> _To be done_: In the records that follow, show each line where the word "colors" is present.

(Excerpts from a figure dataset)
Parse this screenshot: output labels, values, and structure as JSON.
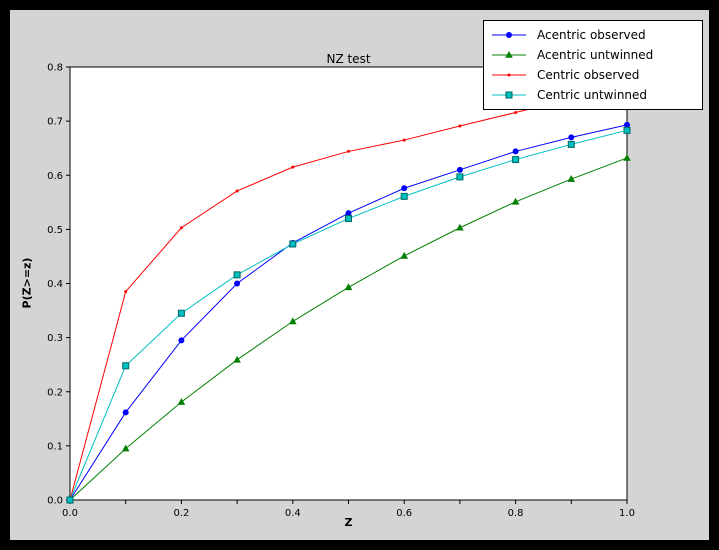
{
  "figure": {
    "outer_background": "#000000",
    "background": "#d4d4d4",
    "plot_background": "#ffffff"
  },
  "chart_data": {
    "type": "line",
    "title": "NZ test",
    "xlabel": "Z",
    "ylabel": "P(Z>=z)",
    "xlim": [
      0.0,
      1.0
    ],
    "ylim": [
      0.0,
      0.8
    ],
    "grid": false,
    "legend_position": "upper right",
    "x": [
      0.0,
      0.1,
      0.2,
      0.3,
      0.4,
      0.5,
      0.6,
      0.7,
      0.8,
      0.9,
      1.0
    ],
    "x_ticks": {
      "values": [
        0.0,
        0.1,
        0.2,
        0.3,
        0.4,
        0.5,
        0.6,
        0.7,
        0.8,
        0.9,
        1.0
      ],
      "labels": [
        "0.0",
        "",
        "0.2",
        "",
        "0.4",
        "",
        "0.6",
        "",
        "0.8",
        "",
        "1.0"
      ]
    },
    "y_ticks": {
      "values": [
        0.0,
        0.1,
        0.2,
        0.3,
        0.4,
        0.5,
        0.6,
        0.7,
        0.8
      ],
      "labels": [
        "0.0",
        "0.1",
        "0.2",
        "0.3",
        "0.4",
        "0.5",
        "0.6",
        "0.7",
        "0.8"
      ]
    },
    "series": [
      {
        "name": "Acentric observed",
        "color": "#0000ff",
        "marker": "circle",
        "values": [
          0.0,
          0.162,
          0.295,
          0.4,
          0.475,
          0.53,
          0.576,
          0.61,
          0.644,
          0.67,
          0.693
        ]
      },
      {
        "name": "Acentric untwinned",
        "color": "#008000",
        "marker": "triangle",
        "values": [
          0.0,
          0.095,
          0.181,
          0.259,
          0.33,
          0.393,
          0.451,
          0.503,
          0.551,
          0.593,
          0.632
        ]
      },
      {
        "name": "Centric observed",
        "color": "#ff0000",
        "marker": "dot",
        "values": [
          0.0,
          0.385,
          0.503,
          0.571,
          0.615,
          0.644,
          0.665,
          0.691,
          0.716,
          0.741,
          0.766
        ]
      },
      {
        "name": "Centric untwinned",
        "color": "#00bfbf",
        "marker": "square",
        "marker_edge": "#006666",
        "values": [
          0.0,
          0.248,
          0.345,
          0.416,
          0.473,
          0.52,
          0.561,
          0.597,
          0.629,
          0.657,
          0.683
        ]
      }
    ]
  }
}
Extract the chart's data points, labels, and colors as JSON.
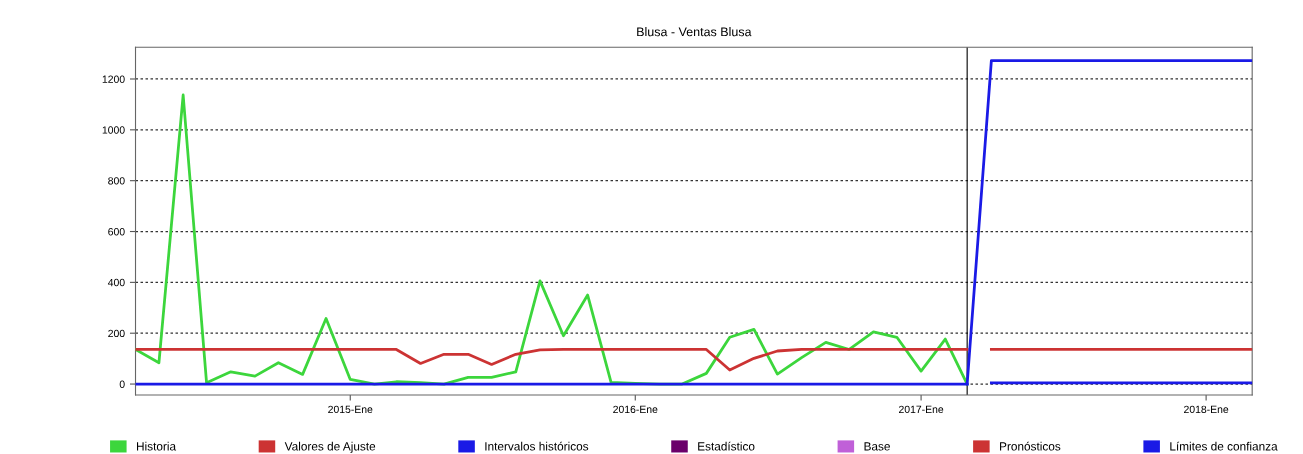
{
  "chart_data": {
    "type": "line",
    "title": "Blusa - Ventas Blusa",
    "xlim": [
      "2014-04",
      "2018-03"
    ],
    "ylim": [
      -43,
      1325
    ],
    "xticks": [
      {
        "value": "2015-01",
        "label": "2015-Ene"
      },
      {
        "value": "2016-01",
        "label": "2016-Ene"
      },
      {
        "value": "2017-01",
        "label": "2017-Ene"
      },
      {
        "value": "2018-01",
        "label": "2018-Ene"
      }
    ],
    "yticks": [
      0,
      200,
      400,
      600,
      800,
      1000,
      1200
    ],
    "grid": "y",
    "legend": "bottom",
    "marker": "none",
    "line_style": "solid",
    "ref_lines": [
      {
        "axis": "x",
        "value": "2017-03",
        "color": "#000000"
      }
    ],
    "series": [
      {
        "name": "Historia",
        "color": "#3cd63c",
        "x": [
          "2014-04",
          "2014-05",
          "2014-06",
          "2014-07",
          "2014-08",
          "2014-09",
          "2014-10",
          "2014-11",
          "2014-12",
          "2015-01",
          "2015-02",
          "2015-03",
          "2015-04",
          "2015-05",
          "2015-06",
          "2015-07",
          "2015-08",
          "2015-09",
          "2015-10",
          "2015-11",
          "2015-12",
          "2016-01",
          "2016-02",
          "2016-03",
          "2016-04",
          "2016-05",
          "2016-06",
          "2016-07",
          "2016-08",
          "2016-09",
          "2016-10",
          "2016-11",
          "2016-12",
          "2017-01",
          "2017-02",
          "2017-03"
        ],
        "values": [
          136,
          84,
          1137,
          5,
          48,
          31,
          84,
          38,
          258,
          18,
          0,
          9,
          6,
          0,
          26,
          26,
          48,
          406,
          190,
          350,
          7,
          3,
          0,
          0,
          42,
          184,
          215,
          39,
          104,
          164,
          136,
          205,
          184,
          51,
          177,
          0
        ]
      },
      {
        "name": "Valores de Ajuste",
        "color": "#cc3333",
        "x": [
          "2014-04",
          "2015-03",
          "2015-04",
          "2015-05",
          "2015-06",
          "2015-07",
          "2015-08",
          "2015-09",
          "2015-10",
          "2016-04",
          "2016-05",
          "2016-06",
          "2016-07",
          "2016-08",
          "2017-03"
        ],
        "values": [
          136,
          136,
          81,
          117,
          117,
          77,
          117,
          134,
          136,
          136,
          55,
          101,
          130,
          136,
          136
        ]
      },
      {
        "name": "Intervalos históricos",
        "color": "#1a1ae6",
        "x": [
          "2014-04",
          "2017-03"
        ],
        "values": [
          0,
          0
        ]
      },
      {
        "name": "Estadístico",
        "color": "#6b006b"
      },
      {
        "name": "Base",
        "color": "#c060d8"
      },
      {
        "name": "Pronósticos",
        "color": "#cc3333",
        "x": [
          "2017-04",
          "2018-03"
        ],
        "values": [
          136,
          136
        ]
      },
      {
        "name": "Límites de confianza",
        "color": "#1a1ae6",
        "x": [
          "2017-03",
          "2017-04",
          "2018-03"
        ],
        "values": [
          0,
          1272,
          1272
        ]
      },
      {
        "color": "#1a1ae6",
        "x": [
          "2017-04",
          "2018-03"
        ],
        "values": [
          5,
          5
        ]
      }
    ]
  }
}
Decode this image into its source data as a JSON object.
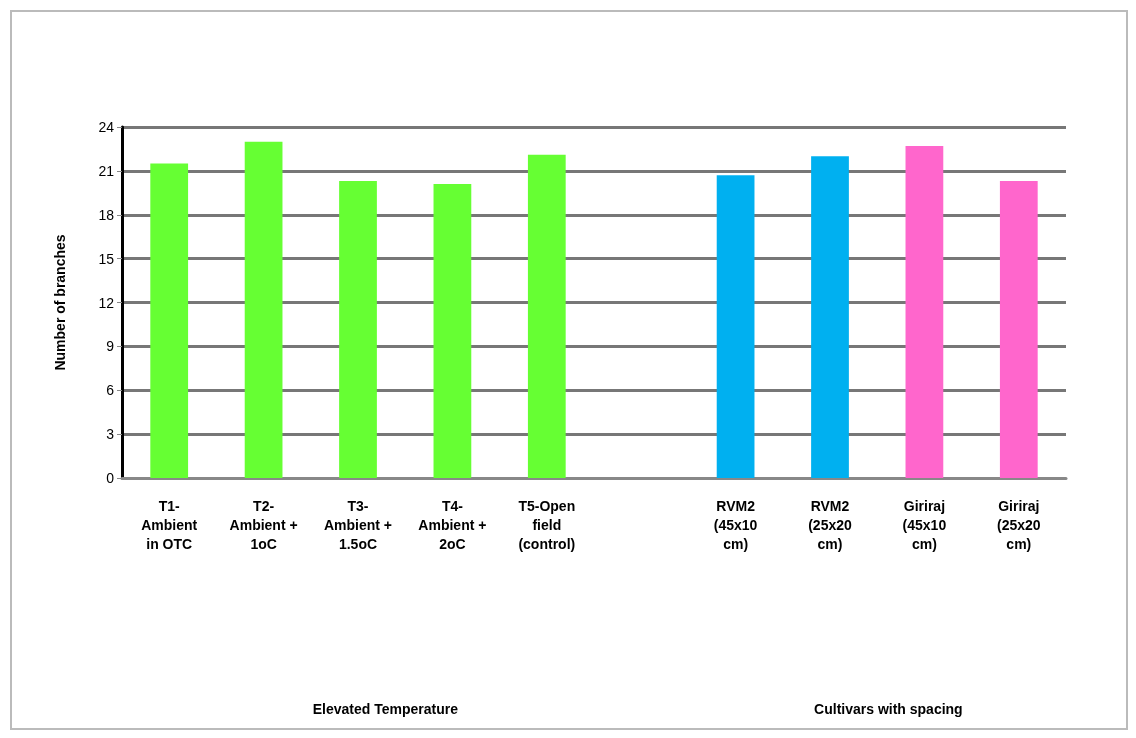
{
  "chart_data": {
    "type": "bar",
    "ylabel": "Number of branches",
    "categories": [
      "T1-\nAmbient\nin OTC",
      "T2-\nAmbient +\n1oC",
      "T3-\nAmbient +\n1.5oC",
      "T4-\nAmbient +\n2oC",
      "T5-Open\nfield\n(control)",
      null,
      "RVM2\n(45x10\ncm)",
      "RVM2\n(25x20\ncm)",
      "Giriraj\n(45x10\ncm)",
      "Giriraj\n(25x20\ncm)"
    ],
    "values": [
      21.5,
      23.0,
      20.3,
      20.1,
      22.1,
      null,
      20.7,
      22.0,
      22.7,
      20.3
    ],
    "colors": [
      "#66ff33",
      "#66ff33",
      "#66ff33",
      "#66ff33",
      "#66ff33",
      null,
      "#00b0f0",
      "#00b0f0",
      "#ff66cc",
      "#ff66cc"
    ],
    "ylim": [
      0,
      24
    ],
    "yticks": [
      0,
      3,
      6,
      9,
      12,
      15,
      18,
      21,
      24
    ],
    "grid": "y",
    "annotations": [
      "Elevated Temperature",
      "Cultivars with spacing"
    ]
  }
}
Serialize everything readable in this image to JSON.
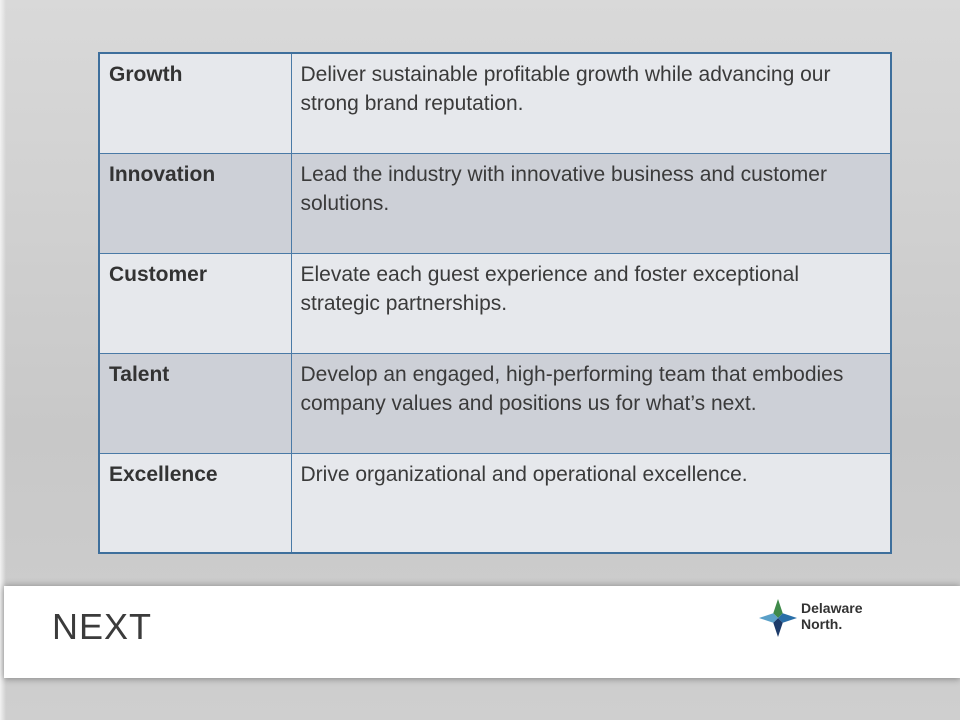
{
  "table": {
    "rows": [
      {
        "term": "Growth",
        "description": "Deliver sustainable profitable growth while advancing our strong brand reputation."
      },
      {
        "term": "Innovation",
        "description": "Lead the industry with innovative business and customer solutions."
      },
      {
        "term": "Customer",
        "description": "Elevate each guest experience and foster exceptional strategic partnerships."
      },
      {
        "term": "Talent",
        "description": "Develop an engaged, high-performing team that embodies company values and positions us for what’s next."
      },
      {
        "term": "Excellence",
        "description": "Drive organizational and operational excellence."
      }
    ]
  },
  "footer": {
    "left_logo_text": "NEXT",
    "right_logo": {
      "line1": "Delaware",
      "line2": "North."
    }
  },
  "colors": {
    "table_border": "#3e6f9c",
    "row_light": "#e6e8ec",
    "row_dark": "#cdd0d7",
    "logo_blue": "#2a6fa8",
    "logo_green": "#3f8a4a",
    "logo_navy": "#1d3b6a"
  }
}
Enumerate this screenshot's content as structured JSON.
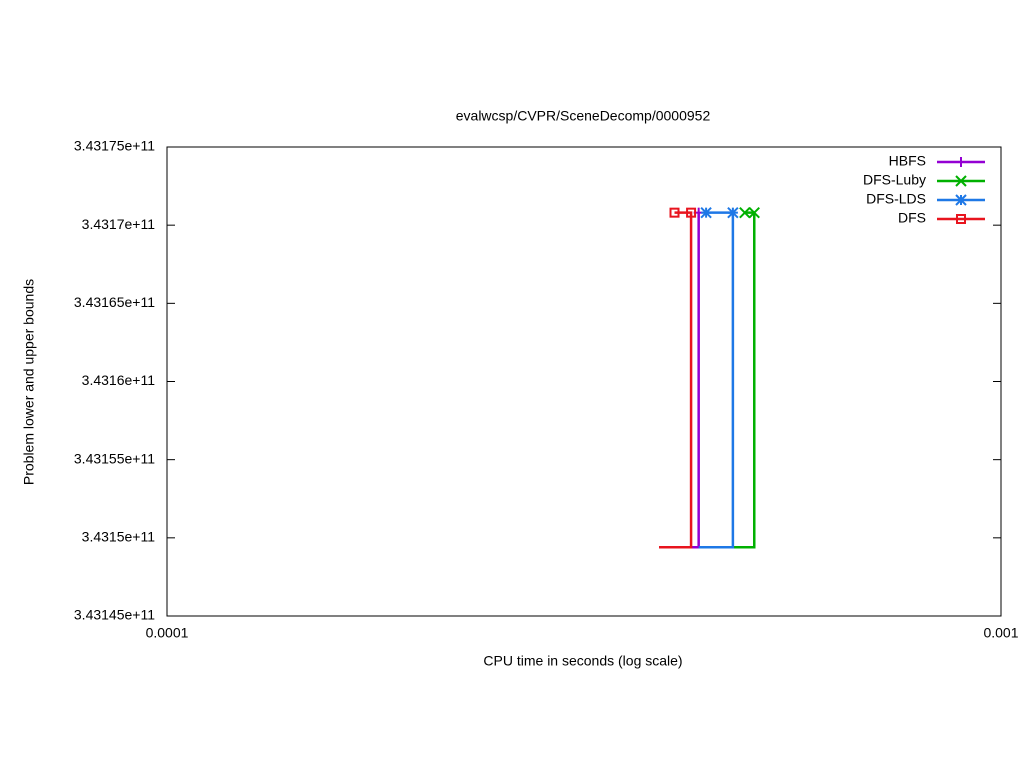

> _Final result_:
Extract the chart's data points, labels, and colors as JSON.
    "colors": [
  "colors": {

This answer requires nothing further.